Given problem: Below are some records. Pull every line that contains the word "this".

[begin Dataset records]

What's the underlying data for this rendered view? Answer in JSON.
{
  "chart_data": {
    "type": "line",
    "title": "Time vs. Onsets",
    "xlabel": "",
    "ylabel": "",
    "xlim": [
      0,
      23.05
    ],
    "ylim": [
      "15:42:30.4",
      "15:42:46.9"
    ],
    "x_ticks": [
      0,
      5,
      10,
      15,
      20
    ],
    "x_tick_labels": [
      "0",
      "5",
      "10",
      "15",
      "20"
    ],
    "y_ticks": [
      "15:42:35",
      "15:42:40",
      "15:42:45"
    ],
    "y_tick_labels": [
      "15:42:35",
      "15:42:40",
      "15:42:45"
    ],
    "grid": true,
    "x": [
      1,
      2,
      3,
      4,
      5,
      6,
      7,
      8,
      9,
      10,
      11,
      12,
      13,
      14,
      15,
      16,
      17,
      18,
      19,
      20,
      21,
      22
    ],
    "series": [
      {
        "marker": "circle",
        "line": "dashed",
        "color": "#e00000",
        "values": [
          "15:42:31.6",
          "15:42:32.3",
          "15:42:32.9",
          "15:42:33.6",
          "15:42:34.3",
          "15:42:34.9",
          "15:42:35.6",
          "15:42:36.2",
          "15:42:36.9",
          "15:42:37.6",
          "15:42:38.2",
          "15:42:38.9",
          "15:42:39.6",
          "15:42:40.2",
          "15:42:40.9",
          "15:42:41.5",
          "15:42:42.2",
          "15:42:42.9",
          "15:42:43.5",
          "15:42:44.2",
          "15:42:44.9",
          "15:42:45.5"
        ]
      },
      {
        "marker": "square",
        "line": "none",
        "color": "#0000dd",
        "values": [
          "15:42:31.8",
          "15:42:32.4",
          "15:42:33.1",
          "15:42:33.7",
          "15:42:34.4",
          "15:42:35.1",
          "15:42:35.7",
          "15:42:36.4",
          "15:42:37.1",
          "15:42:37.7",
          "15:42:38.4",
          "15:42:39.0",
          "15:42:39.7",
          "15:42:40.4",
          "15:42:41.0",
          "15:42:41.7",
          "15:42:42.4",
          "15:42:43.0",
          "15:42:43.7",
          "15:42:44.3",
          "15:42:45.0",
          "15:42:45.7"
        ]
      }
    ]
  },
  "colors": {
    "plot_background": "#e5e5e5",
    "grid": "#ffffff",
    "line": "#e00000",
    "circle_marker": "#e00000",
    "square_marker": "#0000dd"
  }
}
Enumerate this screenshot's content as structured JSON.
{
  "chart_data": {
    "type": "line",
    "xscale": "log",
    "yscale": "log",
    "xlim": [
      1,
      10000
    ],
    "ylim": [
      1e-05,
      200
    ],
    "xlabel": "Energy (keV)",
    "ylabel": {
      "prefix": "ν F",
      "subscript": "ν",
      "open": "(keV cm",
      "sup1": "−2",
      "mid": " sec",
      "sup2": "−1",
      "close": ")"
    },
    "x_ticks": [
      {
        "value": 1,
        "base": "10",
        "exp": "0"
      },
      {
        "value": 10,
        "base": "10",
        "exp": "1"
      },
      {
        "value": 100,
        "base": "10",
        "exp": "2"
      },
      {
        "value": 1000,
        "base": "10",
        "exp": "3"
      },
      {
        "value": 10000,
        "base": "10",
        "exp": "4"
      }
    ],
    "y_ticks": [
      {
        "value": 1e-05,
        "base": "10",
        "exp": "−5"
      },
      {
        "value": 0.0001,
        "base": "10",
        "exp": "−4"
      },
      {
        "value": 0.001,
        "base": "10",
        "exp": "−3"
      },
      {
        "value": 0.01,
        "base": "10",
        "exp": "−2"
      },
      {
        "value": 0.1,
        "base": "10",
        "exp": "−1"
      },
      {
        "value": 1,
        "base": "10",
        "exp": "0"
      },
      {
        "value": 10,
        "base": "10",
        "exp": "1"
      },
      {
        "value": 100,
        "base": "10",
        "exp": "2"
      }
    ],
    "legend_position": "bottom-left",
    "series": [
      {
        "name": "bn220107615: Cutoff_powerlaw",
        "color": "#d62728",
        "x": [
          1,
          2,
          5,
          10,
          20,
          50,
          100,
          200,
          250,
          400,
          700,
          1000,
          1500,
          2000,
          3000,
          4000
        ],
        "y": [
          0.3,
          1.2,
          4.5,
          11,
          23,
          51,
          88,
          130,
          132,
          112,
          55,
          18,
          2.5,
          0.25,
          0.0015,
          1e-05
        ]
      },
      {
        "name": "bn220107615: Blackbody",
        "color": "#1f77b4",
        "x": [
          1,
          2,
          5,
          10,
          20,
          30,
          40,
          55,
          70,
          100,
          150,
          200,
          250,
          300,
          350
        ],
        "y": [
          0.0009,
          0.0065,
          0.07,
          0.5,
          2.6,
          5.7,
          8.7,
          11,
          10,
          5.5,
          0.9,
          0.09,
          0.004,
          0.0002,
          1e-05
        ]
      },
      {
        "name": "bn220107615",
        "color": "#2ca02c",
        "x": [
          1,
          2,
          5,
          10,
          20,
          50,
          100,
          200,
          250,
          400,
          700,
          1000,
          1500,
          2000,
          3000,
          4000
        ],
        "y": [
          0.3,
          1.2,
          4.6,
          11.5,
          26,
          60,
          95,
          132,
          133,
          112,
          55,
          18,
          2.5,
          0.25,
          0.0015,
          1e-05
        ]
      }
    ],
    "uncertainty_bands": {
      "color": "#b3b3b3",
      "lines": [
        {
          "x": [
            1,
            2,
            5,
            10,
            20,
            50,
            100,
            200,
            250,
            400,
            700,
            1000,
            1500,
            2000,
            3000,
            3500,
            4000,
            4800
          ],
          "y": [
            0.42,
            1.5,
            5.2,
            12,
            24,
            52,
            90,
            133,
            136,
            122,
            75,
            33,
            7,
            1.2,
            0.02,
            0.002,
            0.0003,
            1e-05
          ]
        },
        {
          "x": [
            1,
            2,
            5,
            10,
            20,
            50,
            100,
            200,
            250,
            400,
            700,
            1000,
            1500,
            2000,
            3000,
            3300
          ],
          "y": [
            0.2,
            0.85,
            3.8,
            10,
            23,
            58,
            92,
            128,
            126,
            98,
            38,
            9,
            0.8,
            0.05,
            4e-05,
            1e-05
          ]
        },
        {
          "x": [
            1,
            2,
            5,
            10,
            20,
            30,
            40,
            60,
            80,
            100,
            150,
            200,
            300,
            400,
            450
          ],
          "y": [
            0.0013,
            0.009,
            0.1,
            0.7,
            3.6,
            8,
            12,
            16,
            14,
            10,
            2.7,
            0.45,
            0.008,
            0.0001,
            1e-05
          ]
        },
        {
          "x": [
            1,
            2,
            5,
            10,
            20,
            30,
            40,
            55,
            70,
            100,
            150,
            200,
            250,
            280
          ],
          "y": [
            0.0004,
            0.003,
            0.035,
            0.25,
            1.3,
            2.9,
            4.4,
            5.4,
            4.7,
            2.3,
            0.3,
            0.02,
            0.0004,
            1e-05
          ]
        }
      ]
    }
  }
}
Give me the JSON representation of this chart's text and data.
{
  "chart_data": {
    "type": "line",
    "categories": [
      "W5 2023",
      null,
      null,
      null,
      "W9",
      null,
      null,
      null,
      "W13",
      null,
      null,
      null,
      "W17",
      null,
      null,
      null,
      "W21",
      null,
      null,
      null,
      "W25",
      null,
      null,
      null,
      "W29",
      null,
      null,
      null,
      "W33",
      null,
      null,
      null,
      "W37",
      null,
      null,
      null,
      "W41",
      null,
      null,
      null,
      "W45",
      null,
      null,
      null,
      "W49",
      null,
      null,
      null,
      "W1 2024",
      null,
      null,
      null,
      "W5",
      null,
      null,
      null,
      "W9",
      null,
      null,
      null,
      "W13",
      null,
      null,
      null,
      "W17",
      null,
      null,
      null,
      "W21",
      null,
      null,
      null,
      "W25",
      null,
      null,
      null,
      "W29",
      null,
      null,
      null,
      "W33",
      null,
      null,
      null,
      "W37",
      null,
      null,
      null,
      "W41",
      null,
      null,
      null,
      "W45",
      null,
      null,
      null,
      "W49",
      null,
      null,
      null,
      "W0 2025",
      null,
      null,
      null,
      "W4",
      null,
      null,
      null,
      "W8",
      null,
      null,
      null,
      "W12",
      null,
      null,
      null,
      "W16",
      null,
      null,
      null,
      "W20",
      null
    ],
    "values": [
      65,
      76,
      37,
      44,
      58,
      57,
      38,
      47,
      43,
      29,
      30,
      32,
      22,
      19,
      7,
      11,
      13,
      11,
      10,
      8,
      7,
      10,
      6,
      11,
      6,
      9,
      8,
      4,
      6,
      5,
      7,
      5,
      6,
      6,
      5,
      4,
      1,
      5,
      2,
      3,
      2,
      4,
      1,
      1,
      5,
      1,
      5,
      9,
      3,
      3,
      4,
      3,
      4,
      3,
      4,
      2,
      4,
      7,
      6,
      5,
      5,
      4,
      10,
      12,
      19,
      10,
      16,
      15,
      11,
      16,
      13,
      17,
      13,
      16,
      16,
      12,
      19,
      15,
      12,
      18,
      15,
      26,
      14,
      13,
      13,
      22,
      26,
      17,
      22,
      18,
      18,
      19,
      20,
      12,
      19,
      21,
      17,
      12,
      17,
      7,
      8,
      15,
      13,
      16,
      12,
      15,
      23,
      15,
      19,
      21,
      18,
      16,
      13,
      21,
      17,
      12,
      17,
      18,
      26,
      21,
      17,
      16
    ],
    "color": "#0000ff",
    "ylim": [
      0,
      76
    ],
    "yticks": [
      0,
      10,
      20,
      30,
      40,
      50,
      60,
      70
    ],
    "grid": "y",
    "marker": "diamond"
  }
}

[end Dataset records]

Task answer:
What's the underlying data for this rendered view? Answer in JSON.
Enumerate this screenshot's content as structured JSON.
Give me the JSON representation of this chart's text and data.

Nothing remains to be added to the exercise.